▸ Available records:
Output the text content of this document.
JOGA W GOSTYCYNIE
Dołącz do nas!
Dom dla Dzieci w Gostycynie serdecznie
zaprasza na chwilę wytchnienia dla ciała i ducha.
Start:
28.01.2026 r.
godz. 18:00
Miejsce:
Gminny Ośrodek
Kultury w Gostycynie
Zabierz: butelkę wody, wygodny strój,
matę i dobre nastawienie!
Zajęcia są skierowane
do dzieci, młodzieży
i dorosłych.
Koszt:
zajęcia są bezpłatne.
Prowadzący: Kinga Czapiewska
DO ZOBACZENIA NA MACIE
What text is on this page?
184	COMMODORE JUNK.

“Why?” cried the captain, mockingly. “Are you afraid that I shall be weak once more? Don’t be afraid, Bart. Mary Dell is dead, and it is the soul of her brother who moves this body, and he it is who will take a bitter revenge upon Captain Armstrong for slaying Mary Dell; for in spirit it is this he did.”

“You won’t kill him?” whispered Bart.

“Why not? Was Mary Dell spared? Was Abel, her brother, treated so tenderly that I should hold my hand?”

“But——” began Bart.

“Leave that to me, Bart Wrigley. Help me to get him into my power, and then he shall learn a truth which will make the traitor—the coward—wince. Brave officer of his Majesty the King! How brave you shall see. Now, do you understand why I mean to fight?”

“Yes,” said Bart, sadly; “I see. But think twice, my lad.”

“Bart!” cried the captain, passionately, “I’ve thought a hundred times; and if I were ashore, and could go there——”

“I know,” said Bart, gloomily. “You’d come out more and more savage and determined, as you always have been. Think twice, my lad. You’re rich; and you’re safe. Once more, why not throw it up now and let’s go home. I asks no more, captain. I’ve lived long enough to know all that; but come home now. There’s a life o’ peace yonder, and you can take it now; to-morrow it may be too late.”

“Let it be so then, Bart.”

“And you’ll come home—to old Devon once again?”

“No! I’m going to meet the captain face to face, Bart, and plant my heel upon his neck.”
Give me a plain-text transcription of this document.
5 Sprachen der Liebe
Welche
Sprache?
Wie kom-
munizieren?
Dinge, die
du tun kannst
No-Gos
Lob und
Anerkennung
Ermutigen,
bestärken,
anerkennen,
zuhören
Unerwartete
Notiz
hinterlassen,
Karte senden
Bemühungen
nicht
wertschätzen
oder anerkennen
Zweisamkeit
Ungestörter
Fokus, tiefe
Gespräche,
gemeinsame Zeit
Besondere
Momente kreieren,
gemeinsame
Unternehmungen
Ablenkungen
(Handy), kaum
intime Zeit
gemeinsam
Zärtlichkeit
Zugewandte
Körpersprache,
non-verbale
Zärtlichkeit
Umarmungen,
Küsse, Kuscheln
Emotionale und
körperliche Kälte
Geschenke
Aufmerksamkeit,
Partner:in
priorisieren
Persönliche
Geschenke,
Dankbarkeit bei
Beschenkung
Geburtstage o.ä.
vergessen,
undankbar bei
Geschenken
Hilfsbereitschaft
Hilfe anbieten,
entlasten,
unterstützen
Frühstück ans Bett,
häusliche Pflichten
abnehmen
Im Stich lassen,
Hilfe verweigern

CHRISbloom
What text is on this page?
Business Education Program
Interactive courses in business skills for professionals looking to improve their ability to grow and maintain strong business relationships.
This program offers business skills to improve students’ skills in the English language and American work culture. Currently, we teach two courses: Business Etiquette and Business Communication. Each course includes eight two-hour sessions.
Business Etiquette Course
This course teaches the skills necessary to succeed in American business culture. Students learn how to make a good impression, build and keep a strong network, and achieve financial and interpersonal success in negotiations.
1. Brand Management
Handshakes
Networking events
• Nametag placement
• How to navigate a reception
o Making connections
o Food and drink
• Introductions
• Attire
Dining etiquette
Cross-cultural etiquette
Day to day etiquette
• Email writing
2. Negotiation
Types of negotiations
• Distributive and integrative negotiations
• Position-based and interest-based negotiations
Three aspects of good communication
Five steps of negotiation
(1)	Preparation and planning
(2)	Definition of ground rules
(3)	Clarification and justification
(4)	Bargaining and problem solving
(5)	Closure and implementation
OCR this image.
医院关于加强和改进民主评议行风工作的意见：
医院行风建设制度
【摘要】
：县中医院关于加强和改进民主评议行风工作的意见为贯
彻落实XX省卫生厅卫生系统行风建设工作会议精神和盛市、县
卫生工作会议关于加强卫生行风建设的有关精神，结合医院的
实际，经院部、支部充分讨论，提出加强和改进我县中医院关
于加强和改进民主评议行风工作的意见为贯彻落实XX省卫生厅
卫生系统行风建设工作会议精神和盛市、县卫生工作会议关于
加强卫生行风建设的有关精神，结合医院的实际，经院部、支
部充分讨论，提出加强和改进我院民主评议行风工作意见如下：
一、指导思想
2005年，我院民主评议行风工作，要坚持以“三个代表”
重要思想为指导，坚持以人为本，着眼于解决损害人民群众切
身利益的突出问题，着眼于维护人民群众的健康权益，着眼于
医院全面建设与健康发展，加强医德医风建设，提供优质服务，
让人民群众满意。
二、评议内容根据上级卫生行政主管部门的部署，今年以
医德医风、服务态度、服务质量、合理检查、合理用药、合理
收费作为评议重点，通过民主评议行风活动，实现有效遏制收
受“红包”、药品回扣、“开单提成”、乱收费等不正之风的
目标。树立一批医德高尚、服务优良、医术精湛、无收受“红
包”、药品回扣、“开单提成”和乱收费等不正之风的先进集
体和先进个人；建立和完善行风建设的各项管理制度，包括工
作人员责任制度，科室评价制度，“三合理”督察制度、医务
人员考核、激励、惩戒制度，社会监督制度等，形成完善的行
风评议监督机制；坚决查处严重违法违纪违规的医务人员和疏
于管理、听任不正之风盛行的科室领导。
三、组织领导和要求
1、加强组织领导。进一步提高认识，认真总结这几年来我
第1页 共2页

▸ Task objective:
Show the lines of the records that contain the word "Dell".

▸ Finished exercise:
“Why?” cried the captain, mockingly. “Are you afraid that I shall be weak once more? Don’t be afraid, Bart. Mary Dell is dead, and it is the soul of her brother who moves this body, and he it is who will take a bitter revenge upon Captain Armstrong for slaying Mary Dell; for in spirit it is this he did.”
“Why not? Was Mary Dell spared? Was Abel, her brother, treated so tenderly that I should hold my hand?”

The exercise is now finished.